* _EXERCISE PROMPT_
Copy the lines below as they are; omit the images they contain.

## Begin

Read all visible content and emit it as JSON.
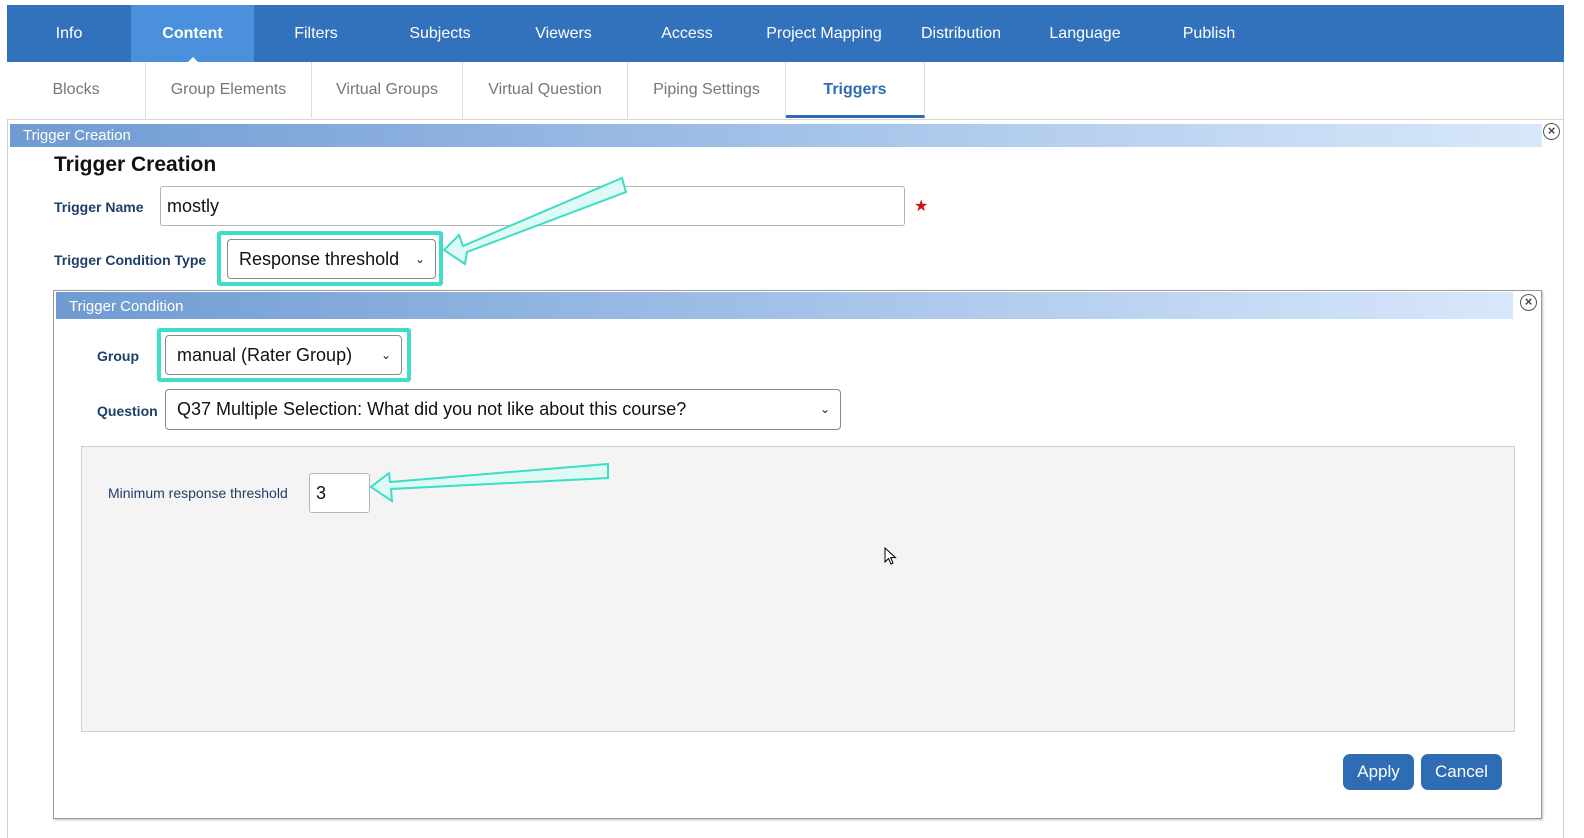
{
  "top_nav": {
    "tabs": [
      "Info",
      "Content",
      "Filters",
      "Subjects",
      "Viewers",
      "Access",
      "Project Mapping",
      "Distribution",
      "Language",
      "Publish"
    ],
    "active": "Content"
  },
  "sub_nav": {
    "tabs": [
      "Blocks",
      "Group Elements",
      "Virtual Groups",
      "Virtual Question",
      "Piping Settings",
      "Triggers"
    ],
    "active": "Triggers"
  },
  "trigger_panel": {
    "bar_title": "Trigger Creation",
    "heading": "Trigger Creation",
    "name_label": "Trigger Name",
    "name_value": "mostly",
    "required_mark": "★",
    "condition_type_label": "Trigger Condition Type",
    "condition_type_value": "Response threshold"
  },
  "condition_panel": {
    "bar_title": "Trigger Condition",
    "group_label": "Group",
    "group_value": "manual (Rater Group)",
    "question_label": "Question",
    "question_value": "Q37 Multiple Selection: What did you not like about this course?",
    "min_threshold_label": "Minimum response threshold",
    "min_threshold_value": "3",
    "apply_label": "Apply",
    "cancel_label": "Cancel"
  },
  "icons": {
    "close": "close-circle-icon",
    "dropdown": "chevron-down-icon"
  },
  "colors": {
    "nav": "#3272bd",
    "nav_active": "#4a90dc",
    "highlight": "#3fdcc8",
    "button": "#2e6cb3",
    "required": "#cc1111"
  }
}
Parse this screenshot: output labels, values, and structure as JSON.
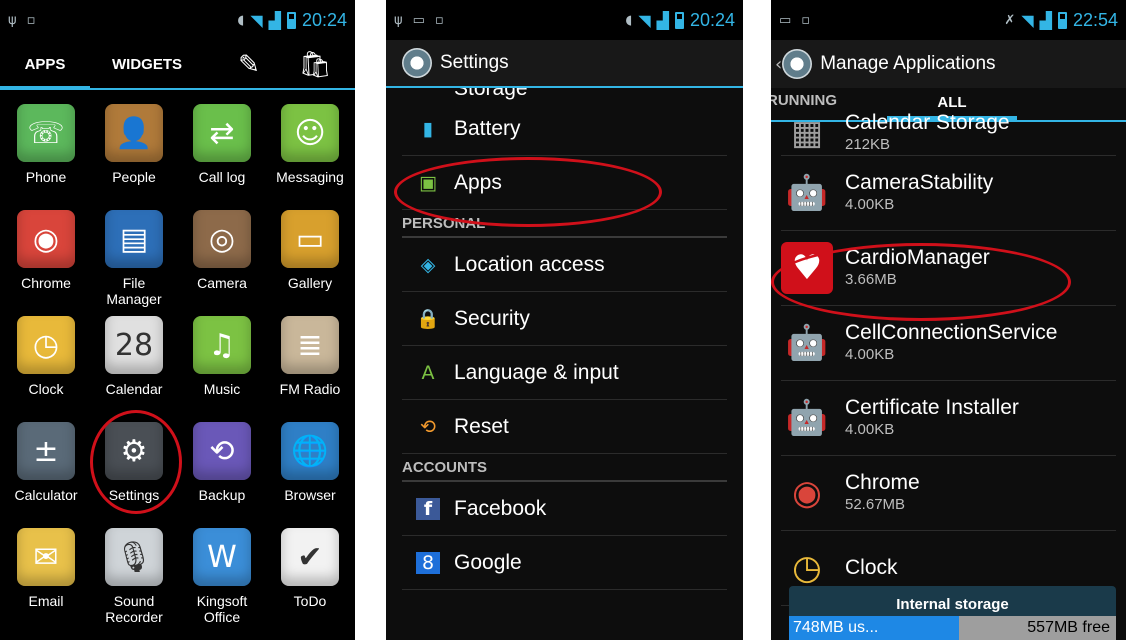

## End

* _EXPECTED ANSWER_
Read all visible content and emit it as JSON.
{
  "top_nav": {
    "tabs": [
      "Info",
      "Content",
      "Filters",
      "Subjects",
      "Viewers",
      "Access",
      "Project Mapping",
      "Distribution",
      "Language",
      "Publish"
    ],
    "active": "Content"
  },
  "sub_nav": {
    "tabs": [
      "Blocks",
      "Group Elements",
      "Virtual Groups",
      "Virtual Question",
      "Piping Settings",
      "Triggers"
    ],
    "active": "Triggers"
  },
  "trigger_panel": {
    "bar_title": "Trigger Creation",
    "heading": "Trigger Creation",
    "name_label": "Trigger Name",
    "name_value": "mostly",
    "required_mark": "★",
    "condition_type_label": "Trigger Condition Type",
    "condition_type_value": "Response threshold"
  },
  "condition_panel": {
    "bar_title": "Trigger Condition",
    "group_label": "Group",
    "group_value": "manual (Rater Group)",
    "question_label": "Question",
    "question_value": "Q37 Multiple Selection: What did you not like about this course?",
    "min_threshold_label": "Minimum response threshold",
    "min_threshold_value": "3",
    "apply_label": "Apply",
    "cancel_label": "Cancel"
  },
  "icons": {
    "close": "close-circle-icon",
    "dropdown": "chevron-down-icon"
  },
  "colors": {
    "nav": "#3272bd",
    "nav_active": "#4a90dc",
    "highlight": "#3fdcc8",
    "button": "#2e6cb3",
    "required": "#cc1111"
  }
}
Parse this screenshot: output labels, values, and structure as JSON.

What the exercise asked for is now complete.